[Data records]
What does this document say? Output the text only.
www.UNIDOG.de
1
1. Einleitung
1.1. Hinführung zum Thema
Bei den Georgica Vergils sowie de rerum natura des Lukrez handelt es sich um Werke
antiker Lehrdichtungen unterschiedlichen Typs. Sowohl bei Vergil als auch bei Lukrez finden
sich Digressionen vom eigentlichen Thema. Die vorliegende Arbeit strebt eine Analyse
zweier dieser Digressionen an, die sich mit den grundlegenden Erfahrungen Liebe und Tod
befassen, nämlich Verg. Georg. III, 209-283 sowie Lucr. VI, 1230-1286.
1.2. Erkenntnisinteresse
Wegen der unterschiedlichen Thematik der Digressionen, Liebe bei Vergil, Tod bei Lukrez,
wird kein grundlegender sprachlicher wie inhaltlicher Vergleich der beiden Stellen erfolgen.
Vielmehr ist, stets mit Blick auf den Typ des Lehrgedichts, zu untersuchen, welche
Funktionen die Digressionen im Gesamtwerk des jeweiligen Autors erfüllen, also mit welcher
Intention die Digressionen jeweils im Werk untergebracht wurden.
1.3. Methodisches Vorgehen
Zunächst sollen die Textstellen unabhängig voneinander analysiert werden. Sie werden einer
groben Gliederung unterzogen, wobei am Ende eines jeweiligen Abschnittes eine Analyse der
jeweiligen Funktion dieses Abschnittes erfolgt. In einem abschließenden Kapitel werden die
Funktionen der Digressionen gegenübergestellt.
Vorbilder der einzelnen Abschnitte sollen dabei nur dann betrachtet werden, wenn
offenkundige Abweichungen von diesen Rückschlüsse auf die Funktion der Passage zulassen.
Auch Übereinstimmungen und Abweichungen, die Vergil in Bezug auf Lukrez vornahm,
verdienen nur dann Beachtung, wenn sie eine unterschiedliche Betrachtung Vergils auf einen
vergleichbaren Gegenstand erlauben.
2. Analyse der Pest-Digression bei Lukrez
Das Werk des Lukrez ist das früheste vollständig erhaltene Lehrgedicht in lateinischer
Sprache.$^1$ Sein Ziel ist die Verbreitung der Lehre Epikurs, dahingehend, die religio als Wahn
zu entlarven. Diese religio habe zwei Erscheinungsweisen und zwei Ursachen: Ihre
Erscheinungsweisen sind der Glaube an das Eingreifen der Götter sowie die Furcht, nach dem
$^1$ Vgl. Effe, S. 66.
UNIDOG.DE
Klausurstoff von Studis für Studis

### Prompt
Could you quote the material above in full, exactly as it stands?

### Exercise response
What does this document say? Output the text only.
www.UNIDOG.de
1
1. Einleitung
1.1. Hinführung zum Thema
Bei den Georgica Vergils sowie de rerum natura des Lukrez handelt es sich um Werke
antiker Lehrdichtungen unterschiedlichen Typs. Sowohl bei Vergil als auch bei Lukrez finden
sich Digressionen vom eigentlichen Thema. Die vorliegende Arbeit strebt eine Analyse
zweier dieser Digressionen an, die sich mit den grundlegenden Erfahrungen Liebe und Tod
befassen, nämlich Verg. Georg. III, 209-283 sowie Lucr. VI, 1230-1286.
1.2. Erkenntnisinteresse
Wegen der unterschiedlichen Thematik der Digressionen, Liebe bei Vergil, Tod bei Lukrez,
wird kein grundlegender sprachlicher wie inhaltlicher Vergleich der beiden Stellen erfolgen.
Vielmehr ist, stets mit Blick auf den Typ des Lehrgedichts, zu untersuchen, welche
Funktionen die Digressionen im Gesamtwerk des jeweiligen Autors erfüllen, also mit welcher
Intention die Digressionen jeweils im Werk untergebracht wurden.
1.3. Methodisches Vorgehen
Zunächst sollen die Textstellen unabhängig voneinander analysiert werden. Sie werden einer
groben Gliederung unterzogen, wobei am Ende eines jeweiligen Abschnittes eine Analyse der
jeweiligen Funktion dieses Abschnittes erfolgt. In einem abschließenden Kapitel werden die
Funktionen der Digressionen gegenübergestellt.
Vorbilder der einzelnen Abschnitte sollen dabei nur dann betrachtet werden, wenn
offenkundige Abweichungen von diesen Rückschlüsse auf die Funktion der Passage zulassen.
Auch Übereinstimmungen und Abweichungen, die Vergil in Bezug auf Lukrez vornahm,
verdienen nur dann Beachtung, wenn sie eine unterschiedliche Betrachtung Vergils auf einen
vergleichbaren Gegenstand erlauben.
2. Analyse der Pest-Digression bei Lukrez
Das Werk des Lukrez ist das früheste vollständig erhaltene Lehrgedicht in lateinischer
Sprache.$^1$ Sein Ziel ist die Verbreitung der Lehre Epikurs, dahingehend, die religio als Wahn
zu entlarven. Diese religio habe zwei Erscheinungsweisen und zwei Ursachen: Ihre
Erscheinungsweisen sind der Glaube an das Eingreifen der Götter sowie die Furcht, nach dem
$^1$ Vgl. Effe, S. 66.
UNIDOG.DE
Klausurstoff von Studis für Studis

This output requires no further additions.